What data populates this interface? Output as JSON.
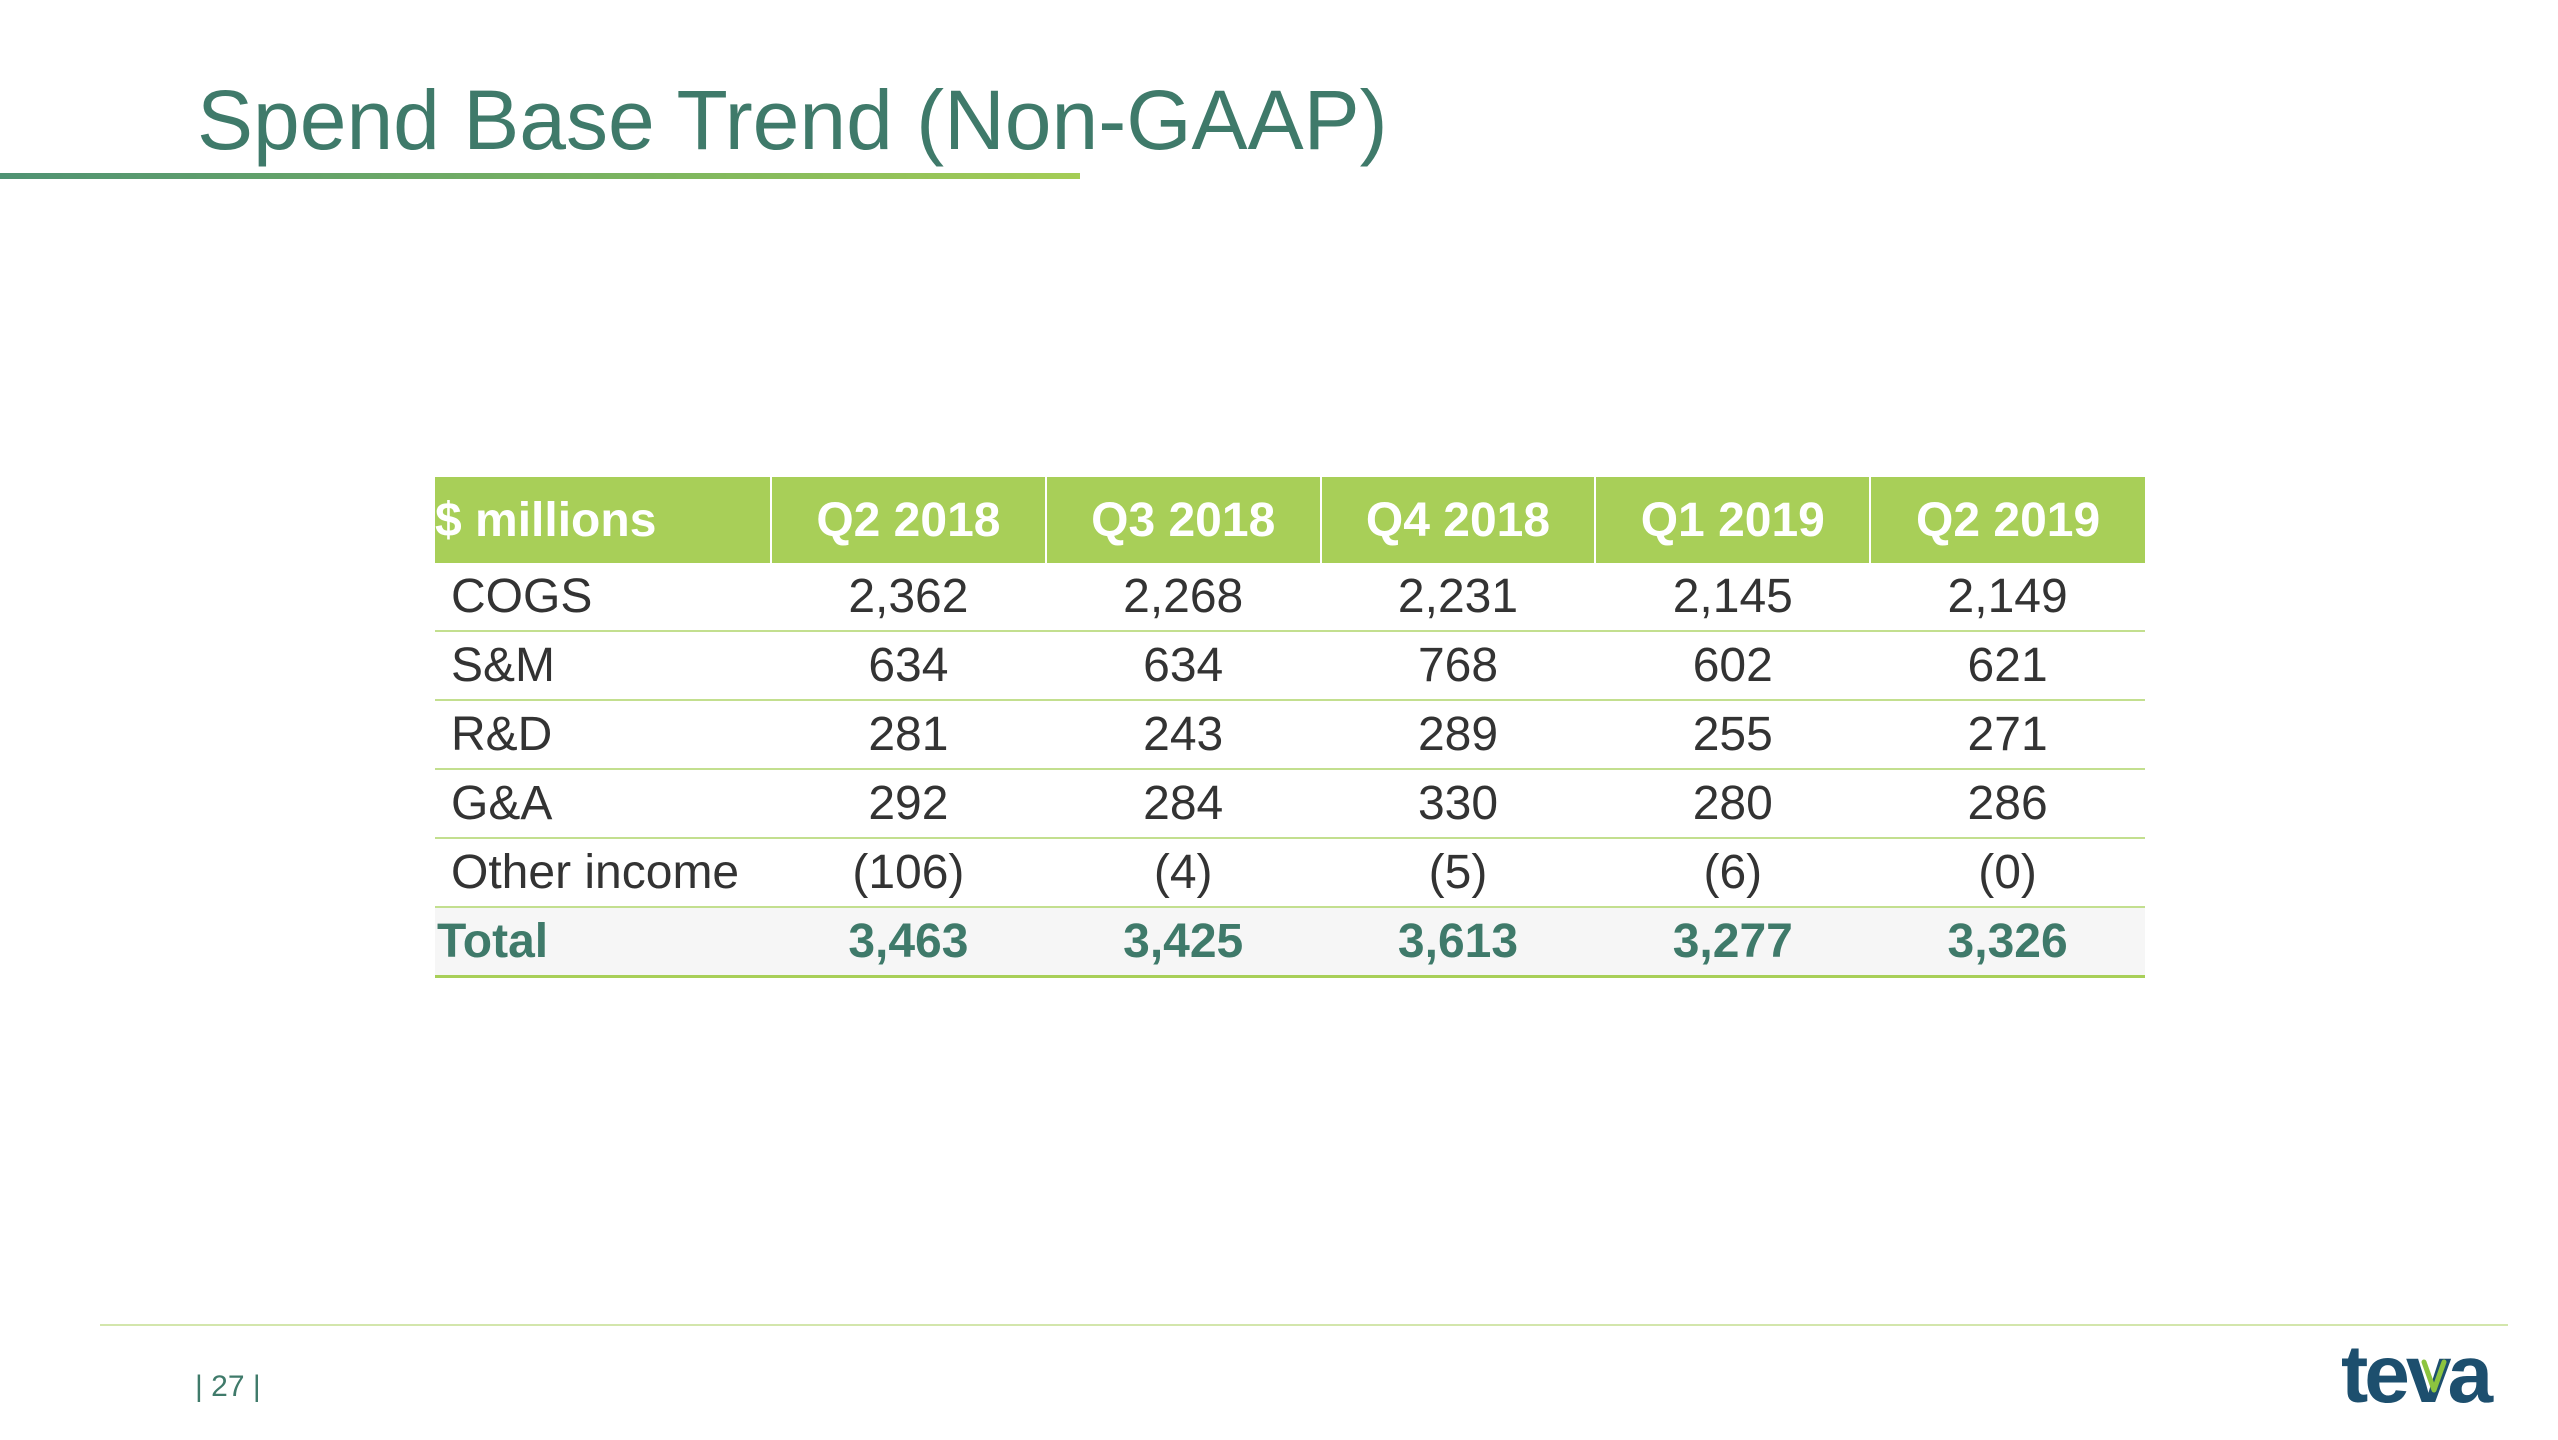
{
  "slide": {
    "title": "Spend Base Trend (Non-GAAP)",
    "page_number": "| 27 |",
    "logo": {
      "text": "teva",
      "text_color": "#1d4f6e",
      "accent_color": "#8cc43f"
    }
  },
  "colors": {
    "title": "#3f7a6a",
    "header_fill": "#a8cf58",
    "row_divider": "#c3df8f",
    "total_text": "#3f7a6a"
  },
  "table": {
    "headers": [
      "$ millions",
      "Q2 2018",
      "Q3 2018",
      "Q4 2018",
      "Q1 2019",
      "Q2 2019"
    ],
    "rows": [
      {
        "label": "COGS",
        "values": [
          "2,362",
          "2,268",
          "2,231",
          "2,145",
          "2,149"
        ]
      },
      {
        "label": "S&M",
        "values": [
          "634",
          "634",
          "768",
          "602",
          "621"
        ]
      },
      {
        "label": "R&D",
        "values": [
          "281",
          "243",
          "289",
          "255",
          "271"
        ]
      },
      {
        "label": "G&A",
        "values": [
          "292",
          "284",
          "330",
          "280",
          "286"
        ]
      },
      {
        "label": "Other income",
        "values": [
          "(106)",
          "(4)",
          "(5)",
          "(6)",
          "(0)"
        ]
      }
    ],
    "total": {
      "label": "Total",
      "values": [
        "3,463",
        "3,425",
        "3,613",
        "3,277",
        "3,326"
      ]
    }
  }
}
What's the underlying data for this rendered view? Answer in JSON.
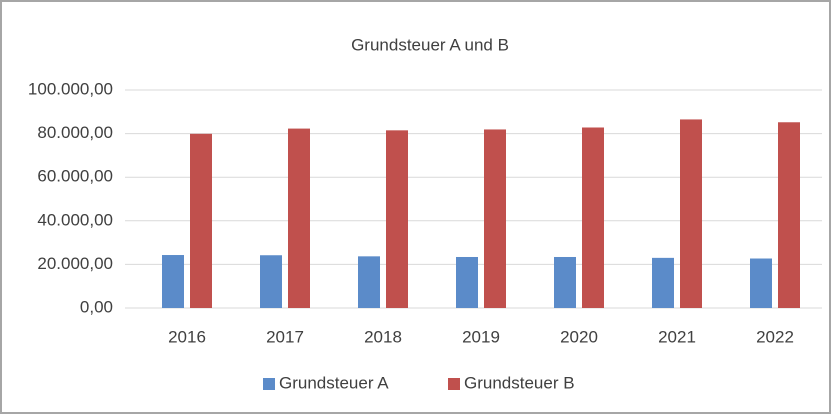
{
  "chart_data": {
    "type": "bar",
    "title": "Grundsteuer A und B",
    "categories": [
      "2016",
      "2017",
      "2018",
      "2019",
      "2020",
      "2021",
      "2022"
    ],
    "series": [
      {
        "name": "Grundsteuer A",
        "color": "#5b8bc9",
        "values": [
          24300,
          24200,
          23700,
          23400,
          23400,
          23000,
          22700
        ]
      },
      {
        "name": "Grundsteuer B",
        "color": "#c0504d",
        "values": [
          79900,
          82300,
          81500,
          81900,
          82800,
          86500,
          85200
        ]
      }
    ],
    "ylim": [
      0,
      100000
    ],
    "yticks": [
      {
        "value": 0,
        "label": "0,00"
      },
      {
        "value": 20000,
        "label": "20.000,00"
      },
      {
        "value": 40000,
        "label": "40.000,00"
      },
      {
        "value": 60000,
        "label": "60.000,00"
      },
      {
        "value": 80000,
        "label": "80.000,00"
      },
      {
        "value": 100000,
        "label": "100.000,00"
      }
    ],
    "grid": true,
    "legend": "bottom"
  }
}
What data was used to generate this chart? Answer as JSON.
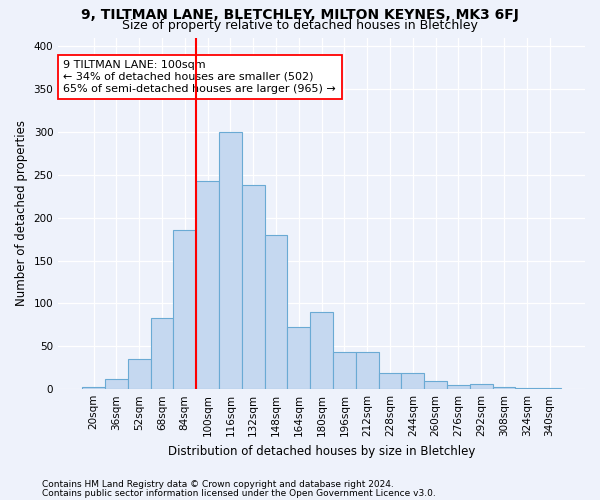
{
  "title1": "9, TILTMAN LANE, BLETCHLEY, MILTON KEYNES, MK3 6FJ",
  "title2": "Size of property relative to detached houses in Bletchley",
  "xlabel": "Distribution of detached houses by size in Bletchley",
  "ylabel": "Number of detached properties",
  "footnote1": "Contains HM Land Registry data © Crown copyright and database right 2024.",
  "footnote2": "Contains public sector information licensed under the Open Government Licence v3.0.",
  "categories": [
    "20sqm",
    "36sqm",
    "52sqm",
    "68sqm",
    "84sqm",
    "100sqm",
    "116sqm",
    "132sqm",
    "148sqm",
    "164sqm",
    "180sqm",
    "196sqm",
    "212sqm",
    "228sqm",
    "244sqm",
    "260sqm",
    "276sqm",
    "292sqm",
    "308sqm",
    "324sqm",
    "340sqm"
  ],
  "values": [
    3,
    12,
    35,
    83,
    185,
    243,
    300,
    238,
    180,
    73,
    90,
    43,
    43,
    19,
    19,
    10,
    5,
    6,
    2,
    1,
    1
  ],
  "bar_color": "#c5d8f0",
  "bar_edge_color": "#6aaad4",
  "highlight_x": "100sqm",
  "highlight_line_color": "red",
  "annotation_line1": "9 TILTMAN LANE: 100sqm",
  "annotation_line2": "← 34% of detached houses are smaller (502)",
  "annotation_line3": "65% of semi-detached houses are larger (965) →",
  "annotation_box_color": "white",
  "annotation_box_edge": "red",
  "ylim": [
    0,
    410
  ],
  "yticks": [
    0,
    50,
    100,
    150,
    200,
    250,
    300,
    350,
    400
  ],
  "bg_color": "#eef2fb",
  "grid_color": "white",
  "title1_fontsize": 10,
  "title2_fontsize": 9,
  "axis_label_fontsize": 8.5,
  "tick_fontsize": 7.5,
  "annotation_fontsize": 8,
  "footnote_fontsize": 6.5
}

________________________________________

## Work to complete
Count every line of the records that holds "Contains". State the number, nothing else.

## The reply
2